EXERCISE PROMPT: Repeat the material in full. Keep every line exactly as it is.

EXERCISE MATERIAL:
start

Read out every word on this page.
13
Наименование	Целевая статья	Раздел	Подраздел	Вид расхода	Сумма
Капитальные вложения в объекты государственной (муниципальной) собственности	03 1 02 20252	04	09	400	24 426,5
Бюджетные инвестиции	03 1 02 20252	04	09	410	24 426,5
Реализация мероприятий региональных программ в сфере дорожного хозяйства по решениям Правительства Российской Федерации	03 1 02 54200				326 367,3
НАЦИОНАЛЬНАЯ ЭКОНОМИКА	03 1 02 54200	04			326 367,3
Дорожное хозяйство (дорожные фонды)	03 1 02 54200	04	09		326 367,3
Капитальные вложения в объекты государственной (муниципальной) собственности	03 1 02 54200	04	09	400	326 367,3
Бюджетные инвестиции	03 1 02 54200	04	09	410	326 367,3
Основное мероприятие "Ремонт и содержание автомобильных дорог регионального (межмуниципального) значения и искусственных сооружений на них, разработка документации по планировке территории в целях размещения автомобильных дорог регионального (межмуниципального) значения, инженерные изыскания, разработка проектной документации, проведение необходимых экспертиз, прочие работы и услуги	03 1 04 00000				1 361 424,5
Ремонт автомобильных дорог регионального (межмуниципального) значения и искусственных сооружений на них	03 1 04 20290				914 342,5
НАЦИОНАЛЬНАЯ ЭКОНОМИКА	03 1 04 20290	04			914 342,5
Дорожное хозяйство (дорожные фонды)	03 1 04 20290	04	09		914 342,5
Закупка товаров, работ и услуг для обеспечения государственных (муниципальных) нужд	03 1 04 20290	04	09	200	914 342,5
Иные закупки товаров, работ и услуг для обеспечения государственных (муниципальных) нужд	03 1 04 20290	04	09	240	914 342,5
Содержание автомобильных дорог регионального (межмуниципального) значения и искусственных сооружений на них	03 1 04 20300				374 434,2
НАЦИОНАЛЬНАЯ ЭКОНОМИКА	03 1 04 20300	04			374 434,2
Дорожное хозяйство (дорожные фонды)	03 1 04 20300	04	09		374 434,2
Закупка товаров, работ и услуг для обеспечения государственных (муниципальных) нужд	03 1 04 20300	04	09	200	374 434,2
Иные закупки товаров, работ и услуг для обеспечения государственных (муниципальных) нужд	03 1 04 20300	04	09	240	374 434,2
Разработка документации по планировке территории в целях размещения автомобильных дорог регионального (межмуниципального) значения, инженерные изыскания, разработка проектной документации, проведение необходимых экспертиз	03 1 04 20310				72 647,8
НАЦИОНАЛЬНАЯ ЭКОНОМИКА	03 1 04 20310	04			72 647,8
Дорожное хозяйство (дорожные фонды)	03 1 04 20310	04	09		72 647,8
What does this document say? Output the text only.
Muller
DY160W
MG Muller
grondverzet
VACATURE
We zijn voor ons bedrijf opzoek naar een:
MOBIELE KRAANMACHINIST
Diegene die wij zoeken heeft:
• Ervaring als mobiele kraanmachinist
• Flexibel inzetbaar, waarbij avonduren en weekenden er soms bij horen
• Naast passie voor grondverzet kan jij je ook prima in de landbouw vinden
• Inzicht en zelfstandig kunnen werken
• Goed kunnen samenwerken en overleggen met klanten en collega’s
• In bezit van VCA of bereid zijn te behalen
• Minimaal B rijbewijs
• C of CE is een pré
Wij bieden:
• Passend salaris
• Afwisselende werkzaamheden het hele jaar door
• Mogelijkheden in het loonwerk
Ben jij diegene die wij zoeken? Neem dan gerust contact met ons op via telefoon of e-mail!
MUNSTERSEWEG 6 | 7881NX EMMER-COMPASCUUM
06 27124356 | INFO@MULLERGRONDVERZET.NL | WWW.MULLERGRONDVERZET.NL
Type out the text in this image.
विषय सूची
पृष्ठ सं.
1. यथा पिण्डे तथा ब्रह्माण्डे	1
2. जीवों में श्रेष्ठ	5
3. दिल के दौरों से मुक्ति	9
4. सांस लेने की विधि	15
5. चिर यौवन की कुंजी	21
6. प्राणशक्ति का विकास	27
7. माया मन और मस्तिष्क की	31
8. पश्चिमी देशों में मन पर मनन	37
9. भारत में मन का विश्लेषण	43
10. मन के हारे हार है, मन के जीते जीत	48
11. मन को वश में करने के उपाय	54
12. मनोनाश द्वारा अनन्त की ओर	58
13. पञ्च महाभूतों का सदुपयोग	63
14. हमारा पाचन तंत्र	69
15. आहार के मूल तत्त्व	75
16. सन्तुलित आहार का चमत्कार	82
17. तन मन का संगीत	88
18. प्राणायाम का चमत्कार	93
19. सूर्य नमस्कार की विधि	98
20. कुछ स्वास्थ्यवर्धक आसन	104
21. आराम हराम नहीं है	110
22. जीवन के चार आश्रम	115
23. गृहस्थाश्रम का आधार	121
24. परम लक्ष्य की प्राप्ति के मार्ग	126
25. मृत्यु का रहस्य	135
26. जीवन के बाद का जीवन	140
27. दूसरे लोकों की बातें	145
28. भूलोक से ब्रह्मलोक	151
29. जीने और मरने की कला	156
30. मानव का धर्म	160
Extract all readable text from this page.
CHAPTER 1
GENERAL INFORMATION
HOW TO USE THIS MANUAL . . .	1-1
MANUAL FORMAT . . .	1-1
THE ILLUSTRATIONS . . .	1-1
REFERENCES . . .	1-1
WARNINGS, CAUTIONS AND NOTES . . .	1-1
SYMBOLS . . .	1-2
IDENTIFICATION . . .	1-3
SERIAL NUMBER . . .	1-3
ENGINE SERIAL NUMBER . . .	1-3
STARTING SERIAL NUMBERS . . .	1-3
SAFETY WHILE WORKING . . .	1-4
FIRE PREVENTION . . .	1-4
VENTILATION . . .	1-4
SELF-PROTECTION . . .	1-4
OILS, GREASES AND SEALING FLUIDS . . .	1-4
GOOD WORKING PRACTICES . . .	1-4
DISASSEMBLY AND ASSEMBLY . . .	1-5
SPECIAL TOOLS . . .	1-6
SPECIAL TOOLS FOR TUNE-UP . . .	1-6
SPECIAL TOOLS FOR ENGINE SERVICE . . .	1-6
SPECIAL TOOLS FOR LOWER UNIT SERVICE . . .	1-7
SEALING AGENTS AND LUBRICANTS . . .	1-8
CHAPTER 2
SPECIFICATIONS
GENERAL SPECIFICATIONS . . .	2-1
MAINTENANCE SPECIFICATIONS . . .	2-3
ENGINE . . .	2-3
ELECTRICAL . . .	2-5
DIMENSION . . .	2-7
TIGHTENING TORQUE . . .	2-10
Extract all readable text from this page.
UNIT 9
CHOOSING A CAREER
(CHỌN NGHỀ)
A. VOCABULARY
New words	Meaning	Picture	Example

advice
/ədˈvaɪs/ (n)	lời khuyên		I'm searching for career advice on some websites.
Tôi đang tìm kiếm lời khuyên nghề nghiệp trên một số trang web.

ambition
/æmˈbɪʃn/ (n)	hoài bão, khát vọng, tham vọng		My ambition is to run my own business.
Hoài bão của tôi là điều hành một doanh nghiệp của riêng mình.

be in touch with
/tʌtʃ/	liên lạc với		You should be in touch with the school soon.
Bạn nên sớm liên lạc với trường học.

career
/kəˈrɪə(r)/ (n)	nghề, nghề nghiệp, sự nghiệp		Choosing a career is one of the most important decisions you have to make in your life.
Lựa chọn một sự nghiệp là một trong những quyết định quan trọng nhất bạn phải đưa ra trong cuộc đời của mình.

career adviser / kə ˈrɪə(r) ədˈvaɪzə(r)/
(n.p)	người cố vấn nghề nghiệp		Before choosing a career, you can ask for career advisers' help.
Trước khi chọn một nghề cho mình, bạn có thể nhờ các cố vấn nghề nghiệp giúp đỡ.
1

end

RESULT:
Read out every word on this page.
13
Наименование	Целевая статья	Раздел	Подраздел	Вид расхода	Сумма
Капитальные вложения в объекты государственной (муниципальной) собственности	03 1 02 20252	04	09	400	24 426,5
Бюджетные инвестиции	03 1 02 20252	04	09	410	24 426,5
Реализация мероприятий региональных программ в сфере дорожного хозяйства по решениям Правительства Российской Федерации	03 1 02 54200				326 367,3
НАЦИОНАЛЬНАЯ ЭКОНОМИКА	03 1 02 54200	04			326 367,3
Дорожное хозяйство (дорожные фонды)	03 1 02 54200	04	09		326 367,3
Капитальные вложения в объекты государственной (муниципальной) собственности	03 1 02 54200	04	09	400	326 367,3
Бюджетные инвестиции	03 1 02 54200	04	09	410	326 367,3
Основное мероприятие "Ремонт и содержание автомобильных дорог регионального (межмуниципального) значения и искусственных сооружений на них, разработка документации по планировке территории в целях размещения автомобильных дорог регионального (межмуниципального) значения, инженерные изыскания, разработка проектной документации, проведение необходимых экспертиз, прочие работы и услуги	03 1 04 00000				1 361 424,5
Ремонт автомобильных дорог регионального (межмуниципального) значения и искусственных сооружений на них	03 1 04 20290				914 342,5
НАЦИОНАЛЬНАЯ ЭКОНОМИКА	03 1 04 20290	04			914 342,5
Дорожное хозяйство (дорожные фонды)	03 1 04 20290	04	09		914 342,5
Закупка товаров, работ и услуг для обеспечения государственных (муниципальных) нужд	03 1 04 20290	04	09	200	914 342,5
Иные закупки товаров, работ и услуг для обеспечения государственных (муниципальных) нужд	03 1 04 20290	04	09	240	914 342,5
Содержание автомобильных дорог регионального (межмуниципального) значения и искусственных сооружений на них	03 1 04 20300				374 434,2
НАЦИОНАЛЬНАЯ ЭКОНОМИКА	03 1 04 20300	04			374 434,2
Дорожное хозяйство (дорожные фонды)	03 1 04 20300	04	09		374 434,2
Закупка товаров, работ и услуг для обеспечения государственных (муниципальных) нужд	03 1 04 20300	04	09	200	374 434,2
Иные закупки товаров, работ и услуг для обеспечения государственных (муниципальных) нужд	03 1 04 20300	04	09	240	374 434,2
Разработка документации по планировке территории в целях размещения автомобильных дорог регионального (межмуниципального) значения, инженерные изыскания, разработка проектной документации, проведение необходимых экспертиз	03 1 04 20310				72 647,8
НАЦИОНАЛЬНАЯ ЭКОНОМИКА	03 1 04 20310	04			72 647,8
Дорожное хозяйство (дорожные фонды)	03 1 04 20310	04	09		72 647,8
What does this document say? Output the text only.
Muller
DY160W
MG Muller
grondverzet
VACATURE
We zijn voor ons bedrijf opzoek naar een:
MOBIELE KRAANMACHINIST
Diegene die wij zoeken heeft:
• Ervaring als mobiele kraanmachinist
• Flexibel inzetbaar, waarbij avonduren en weekenden er soms bij horen
• Naast passie voor grondverzet kan jij je ook prima in de landbouw vinden
• Inzicht en zelfstandig kunnen werken
• Goed kunnen samenwerken en overleggen met klanten en collega’s
• In bezit van VCA of bereid zijn te behalen
• Minimaal B rijbewijs
• C of CE is een pré
Wij bieden:
• Passend salaris
• Afwisselende werkzaamheden het hele jaar door
• Mogelijkheden in het loonwerk
Ben jij diegene die wij zoeken? Neem dan gerust contact met ons op via telefoon of e-mail!
MUNSTERSEWEG 6 | 7881NX EMMER-COMPASCUUM
06 27124356 | INFO@MULLERGRONDVERZET.NL | WWW.MULLERGRONDVERZET.NL
Type out the text in this image.
विषय सूची
पृष्ठ सं.
1. यथा पिण्डे तथा ब्रह्माण्डे	1
2. जीवों में श्रेष्ठ	5
3. दिल के दौरों से मुक्ति	9
4. सांस लेने की विधि	15
5. चिर यौवन की कुंजी	21
6. प्राणशक्ति का विकास	27
7. माया मन और मस्तिष्क की	31
8. पश्चिमी देशों में मन पर मनन	37
9. भारत में मन का विश्लेषण	43
10. मन के हारे हार है, मन के जीते जीत	48
11. मन को वश में करने के उपाय	54
12. मनोनाश द्वारा अनन्त की ओर	58
13. पञ्च महाभूतों का सदुपयोग	63
14. हमारा पाचन तंत्र	69
15. आहार के मूल तत्त्व	75
16. सन्तुलित आहार का चमत्कार	82
17. तन मन का संगीत	88
18. प्राणायाम का चमत्कार	93
19. सूर्य नमस्कार की विधि	98
20. कुछ स्वास्थ्यवर्धक आसन	104
21. आराम हराम नहीं है	110
22. जीवन के चार आश्रम	115
23. गृहस्थाश्रम का आधार	121
24. परम लक्ष्य की प्राप्ति के मार्ग	126
25. मृत्यु का रहस्य	135
26. जीवन के बाद का जीवन	140
27. दूसरे लोकों की बातें	145
28. भूलोक से ब्रह्मलोक	151
29. जीने और मरने की कला	156
30. मानव का धर्म	160
Extract all readable text from this page.
CHAPTER 1
GENERAL INFORMATION
HOW TO USE THIS MANUAL . . .	1-1
MANUAL FORMAT . . .	1-1
THE ILLUSTRATIONS . . .	1-1
REFERENCES . . .	1-1
WARNINGS, CAUTIONS AND NOTES . . .	1-1
SYMBOLS . . .	1-2
IDENTIFICATION . . .	1-3
SERIAL NUMBER . . .	1-3
ENGINE SERIAL NUMBER . . .	1-3
STARTING SERIAL NUMBERS . . .	1-3
SAFETY WHILE WORKING . . .	1-4
FIRE PREVENTION . . .	1-4
VENTILATION . . .	1-4
SELF-PROTECTION . . .	1-4
OILS, GREASES AND SEALING FLUIDS . . .	1-4
GOOD WORKING PRACTICES . . .	1-4
DISASSEMBLY AND ASSEMBLY . . .	1-5
SPECIAL TOOLS . . .	1-6
SPECIAL TOOLS FOR TUNE-UP . . .	1-6
SPECIAL TOOLS FOR ENGINE SERVICE . . .	1-6
SPECIAL TOOLS FOR LOWER UNIT SERVICE . . .	1-7
SEALING AGENTS AND LUBRICANTS . . .	1-8
CHAPTER 2
SPECIFICATIONS
GENERAL SPECIFICATIONS . . .	2-1
MAINTENANCE SPECIFICATIONS . . .	2-3
ENGINE . . .	2-3
ELECTRICAL . . .	2-5
DIMENSION . . .	2-7
TIGHTENING TORQUE . . .	2-10
Extract all readable text from this page.
UNIT 9
CHOOSING A CAREER
(CHỌN NGHỀ)
A. VOCABULARY
New words	Meaning	Picture	Example

advice
/ədˈvaɪs/ (n)	lời khuyên		I'm searching for career advice on some websites.
Tôi đang tìm kiếm lời khuyên nghề nghiệp trên một số trang web.

ambition
/æmˈbɪʃn/ (n)	hoài bão, khát vọng, tham vọng		My ambition is to run my own business.
Hoài bão của tôi là điều hành một doanh nghiệp của riêng mình.

be in touch with
/tʌtʃ/	liên lạc với		You should be in touch with the school soon.
Bạn nên sớm liên lạc với trường học.

career
/kəˈrɪə(r)/ (n)	nghề, nghề nghiệp, sự nghiệp		Choosing a career is one of the most important decisions you have to make in your life.
Lựa chọn một sự nghiệp là một trong những quyết định quan trọng nhất bạn phải đưa ra trong cuộc đời của mình.

career adviser / kə ˈrɪə(r) ədˈvaɪzə(r)/
(n.p)	người cố vấn nghề nghiệp		Before choosing a career, you can ask for career advisers' help.
Trước khi chọn một nghề cho mình, bạn có thể nhờ các cố vấn nghề nghiệp giúp đỡ.
1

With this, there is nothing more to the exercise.